**Given problem**: Repeat the listing that follows, character for character, minus the pictures.

**Information supplied**:

------------------------------------

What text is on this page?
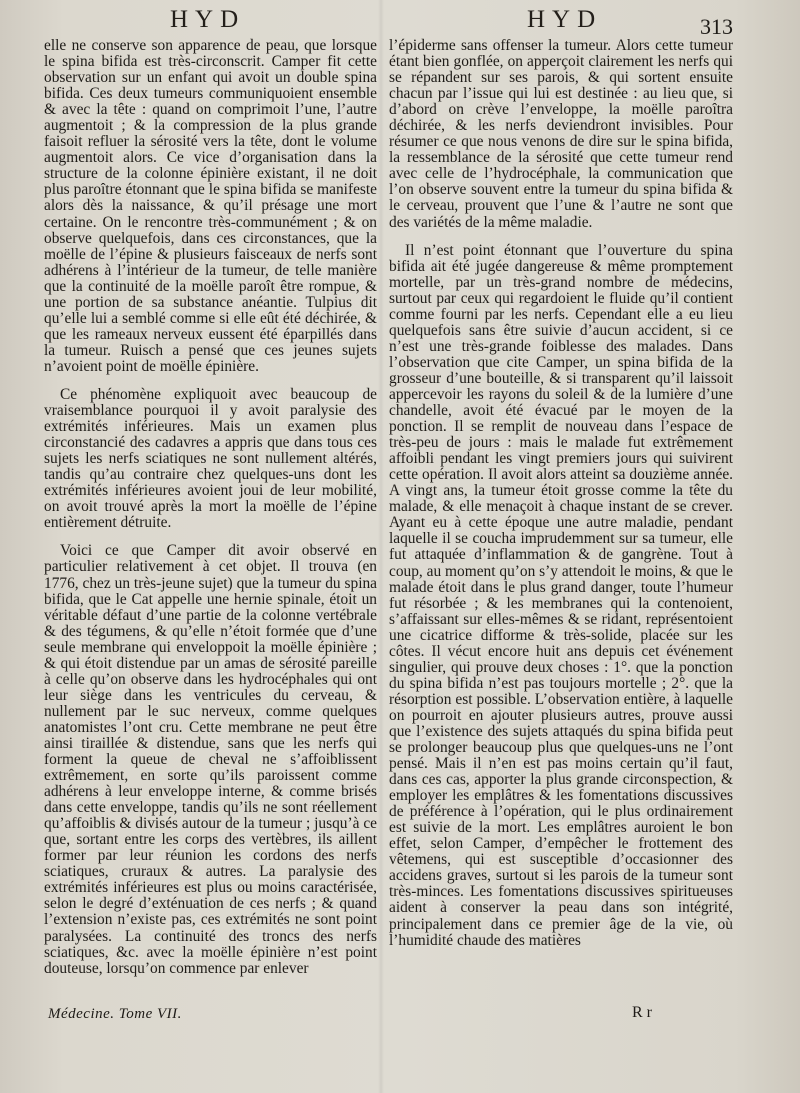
HYD	HYD	313

elle ne conserve son apparence de peau, que lorsque le spina bifida est très-circonscrit. Camper fit cette observation sur un enfant qui avoit un double spina bifida. Ces deux tumeurs communiquoient ensemble & avec la tête : quand on comprimoit l’une, l’autre augmentoit ; & la compression de la plus grande faisoit refluer la sérosité vers la tête, dont le volume augmentoit alors. Ce vice d’organisation dans la structure de la colonne épinière existant, il ne doit plus paroître étonnant que le spina bifida se manifeste alors dès la naissance, & qu’il présage une mort certaine. On le rencontre très-communément ; & on observe quelquefois, dans ces circonstances, que la moëlle de l’épine & plusieurs faisceaux de nerfs sont adhérens à l’intérieur de la tumeur, de telle manière que la continuité de la moëlle paroît être rompue, & une portion de sa substance anéantie. Tulpius dit qu’elle lui a semblé comme si elle eût été déchirée, & que les rameaux nerveux eussent été éparpillés dans la tumeur. Ruisch a pensé que ces jeunes sujets n’avoient point de moëlle épinière.

Ce phénomène expliquoit avec beaucoup de vraisemblance pourquoi il y avoit paralysie des extrémités inférieures. Mais un examen plus circonstancié des cadavres a appris que dans tous ces sujets les nerfs sciatiques ne sont nullement altérés, tandis qu’au contraire chez quelques-uns dont les extrémités inférieures avoient joui de leur mobilité, on avoit trouvé après la mort la moëlle de l’épine entièrement détruite.

Voici ce que Camper dit avoir observé en particulier relativement à cet objet. Il trouva (en 1776, chez un très-jeune sujet) que la tumeur du spina bifida, que le Cat appelle une hernie spinale, étoit un véritable défaut d’une partie de la colonne vertébrale & des tégumens, & qu’elle n’étoit formée que d’une seule membrane qui enveloppoit la moëlle épinière ; & qui étoit distendue par un amas de sérosité pareille à celle qu’on observe dans les hydrocéphales qui ont leur siège dans les ventricules du cerveau, & nullement par le suc nerveux, comme quelques anatomistes l’ont cru. Cette membrane ne peut être ainsi tiraillée & distendue, sans que les nerfs qui forment la queue de cheval ne s’affoiblissent extrêmement, en sorte qu’ils paroissent comme adhérens à leur enveloppe interne, & comme brisés dans cette enveloppe, tandis qu’ils ne sont réellement qu’affoiblis & divisés autour de la tumeur ; jusqu’à ce que, sortant entre les corps des vertèbres, ils aillent former par leur réunion les cordons des nerfs sciatiques, cruraux & autres. La paralysie des extrémités inférieures est plus ou moins caractérisée, selon le degré d’exténuation de ces nerfs ; & quand l’extension n’existe pas, ces extrémités ne sont point paralysées. La continuité des troncs des nerfs sciatiques, &c. avec la moëlle épinière n’est point douteuse, lorsqu’on commence par enlever

l’épiderme sans offenser la tumeur. Alors cette tumeur étant bien gonflée, on apperçoit clairement les nerfs qui se répandent sur ses parois, & qui sortent ensuite chacun par l’issue qui lui est destinée : au lieu que, si d’abord on crève l’enveloppe, la moëlle paroîtra déchirée, & les nerfs deviendront invisibles. Pour résumer ce que nous venons de dire sur le spina bifida, la ressemblance de la sérosité que cette tumeur rend avec celle de l’hydrocéphale, la communication que l’on observe souvent entre la tumeur du spina bifida & le cerveau, prouvent que l’une & l’autre ne sont que des variétés de la même maladie.

Il n’est point étonnant que l’ouverture du spina bifida ait été jugée dangereuse & même promptement mortelle, par un très-grand nombre de médecins, surtout par ceux qui regardoient le fluide qu’il contient comme fourni par les nerfs. Cependant elle a eu lieu quelquefois sans être suivie d’aucun accident, si ce n’est une très-grande foiblesse des malades. Dans l’observation que cite Camper, un spina bifida de la grosseur d’une bouteille, & si transparent qu’il laissoit appercevoir les rayons du soleil & de la lumière d’une chandelle, avoit été évacué par le moyen de la ponction. Il se remplit de nouveau dans l’espace de très-peu de jours : mais le malade fut extrêmement affoibli pendant les vingt premiers jours qui suivirent cette opération. Il avoit alors atteint sa douzième année. A vingt ans, la tumeur étoit grosse comme la tête du malade, & elle menaçoit à chaque instant de se crever. Ayant eu à cette époque une autre maladie, pendant laquelle il se coucha imprudemment sur sa tumeur, elle fut attaquée d’inflammation & de gangrène. Tout à coup, au moment qu’on s’y attendoit le moins, & que le malade étoit dans le plus grand danger, toute l’humeur fut résorbée ; & les membranes qui la contenoient, s’affaissant sur elles-mêmes & se ridant, représentoient une cicatrice difforme & très-solide, placée sur les côtes. Il vécut encore huit ans depuis cet événement singulier, qui prouve deux choses : 1°. que la ponction du spina bifida n’est pas toujours mortelle ; 2°. que la résorption est possible. L’observation entière, à laquelle on pourroit en ajouter plusieurs autres, prouve aussi que l’existence des sujets attaqués du spina bifida peut se prolonger beaucoup plus que quelques-uns ne l’ont pensé. Mais il n’en est pas moins certain qu’il faut, dans ces cas, apporter la plus grande circonspection, & employer les emplâtres & les fomentations discussives de préférence à l’opération, qui le plus ordinairement est suivie de la mort. Les emplâtres auroient le bon effet, selon Camper, d’empêcher le frottement des vêtemens, qui est susceptible d’occasionner des accidens graves, surtout si les parois de la tumeur sont très-minces. Les fomentations discussives spiritueuses aident à conserver la peau dans son intégrité, principalement dans ce premier âge de la vie, où l’humidité chaude des matières

Médecine. Tome VII.	R r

------------------------------------

**Exercise answer**:
What text is on this page?
HYD	HYD	313

elle ne conserve son apparence de peau, que lorsque le spina bifida est très-circonscrit. Camper fit cette observation sur un enfant qui avoit un double spina bifida. Ces deux tumeurs communiquoient ensemble & avec la tête : quand on comprimoit l’une, l’autre augmentoit ; & la compression de la plus grande faisoit refluer la sérosité vers la tête, dont le volume augmentoit alors. Ce vice d’organisation dans la structure de la colonne épinière existant, il ne doit plus paroître étonnant que le spina bifida se manifeste alors dès la naissance, & qu’il présage une mort certaine. On le rencontre très-communément ; & on observe quelquefois, dans ces circonstances, que la moëlle de l’épine & plusieurs faisceaux de nerfs sont adhérens à l’intérieur de la tumeur, de telle manière que la continuité de la moëlle paroît être rompue, & une portion de sa substance anéantie. Tulpius dit qu’elle lui a semblé comme si elle eût été déchirée, & que les rameaux nerveux eussent été éparpillés dans la tumeur. Ruisch a pensé que ces jeunes sujets n’avoient point de moëlle épinière.

Ce phénomène expliquoit avec beaucoup de vraisemblance pourquoi il y avoit paralysie des extrémités inférieures. Mais un examen plus circonstancié des cadavres a appris que dans tous ces sujets les nerfs sciatiques ne sont nullement altérés, tandis qu’au contraire chez quelques-uns dont les extrémités inférieures avoient joui de leur mobilité, on avoit trouvé après la mort la moëlle de l’épine entièrement détruite.

Voici ce que Camper dit avoir observé en particulier relativement à cet objet. Il trouva (en 1776, chez un très-jeune sujet) que la tumeur du spina bifida, que le Cat appelle une hernie spinale, étoit un véritable défaut d’une partie de la colonne vertébrale & des tégumens, & qu’elle n’étoit formée que d’une seule membrane qui enveloppoit la moëlle épinière ; & qui étoit distendue par un amas de sérosité pareille à celle qu’on observe dans les hydrocéphales qui ont leur siège dans les ventricules du cerveau, & nullement par le suc nerveux, comme quelques anatomistes l’ont cru. Cette membrane ne peut être ainsi tiraillée & distendue, sans que les nerfs qui forment la queue de cheval ne s’affoiblissent extrêmement, en sorte qu’ils paroissent comme adhérens à leur enveloppe interne, & comme brisés dans cette enveloppe, tandis qu’ils ne sont réellement qu’affoiblis & divisés autour de la tumeur ; jusqu’à ce que, sortant entre les corps des vertèbres, ils aillent former par leur réunion les cordons des nerfs sciatiques, cruraux & autres. La paralysie des extrémités inférieures est plus ou moins caractérisée, selon le degré d’exténuation de ces nerfs ; & quand l’extension n’existe pas, ces extrémités ne sont point paralysées. La continuité des troncs des nerfs sciatiques, &c. avec la moëlle épinière n’est point douteuse, lorsqu’on commence par enlever

l’épiderme sans offenser la tumeur. Alors cette tumeur étant bien gonflée, on apperçoit clairement les nerfs qui se répandent sur ses parois, & qui sortent ensuite chacun par l’issue qui lui est destinée : au lieu que, si d’abord on crève l’enveloppe, la moëlle paroîtra déchirée, & les nerfs deviendront invisibles. Pour résumer ce que nous venons de dire sur le spina bifida, la ressemblance de la sérosité que cette tumeur rend avec celle de l’hydrocéphale, la communication que l’on observe souvent entre la tumeur du spina bifida & le cerveau, prouvent que l’une & l’autre ne sont que des variétés de la même maladie.

Il n’est point étonnant que l’ouverture du spina bifida ait été jugée dangereuse & même promptement mortelle, par un très-grand nombre de médecins, surtout par ceux qui regardoient le fluide qu’il contient comme fourni par les nerfs. Cependant elle a eu lieu quelquefois sans être suivie d’aucun accident, si ce n’est une très-grande foiblesse des malades. Dans l’observation que cite Camper, un spina bifida de la grosseur d’une bouteille, & si transparent qu’il laissoit appercevoir les rayons du soleil & de la lumière d’une chandelle, avoit été évacué par le moyen de la ponction. Il se remplit de nouveau dans l’espace de très-peu de jours : mais le malade fut extrêmement affoibli pendant les vingt premiers jours qui suivirent cette opération. Il avoit alors atteint sa douzième année. A vingt ans, la tumeur étoit grosse comme la tête du malade, & elle menaçoit à chaque instant de se crever. Ayant eu à cette époque une autre maladie, pendant laquelle il se coucha imprudemment sur sa tumeur, elle fut attaquée d’inflammation & de gangrène. Tout à coup, au moment qu’on s’y attendoit le moins, & que le malade étoit dans le plus grand danger, toute l’humeur fut résorbée ; & les membranes qui la contenoient, s’affaissant sur elles-mêmes & se ridant, représentoient une cicatrice difforme & très-solide, placée sur les côtes. Il vécut encore huit ans depuis cet événement singulier, qui prouve deux choses : 1°. que la ponction du spina bifida n’est pas toujours mortelle ; 2°. que la résorption est possible. L’observation entière, à laquelle on pourroit en ajouter plusieurs autres, prouve aussi que l’existence des sujets attaqués du spina bifida peut se prolonger beaucoup plus que quelques-uns ne l’ont pensé. Mais il n’en est pas moins certain qu’il faut, dans ces cas, apporter la plus grande circonspection, & employer les emplâtres & les fomentations discussives de préférence à l’opération, qui le plus ordinairement est suivie de la mort. Les emplâtres auroient le bon effet, selon Camper, d’empêcher le frottement des vêtemens, qui est susceptible d’occasionner des accidens graves, surtout si les parois de la tumeur sont très-minces. Les fomentations discussives spiritueuses aident à conserver la peau dans son intégrité, principalement dans ce premier âge de la vie, où l’humidité chaude des matières

Médecine. Tome VII.	R r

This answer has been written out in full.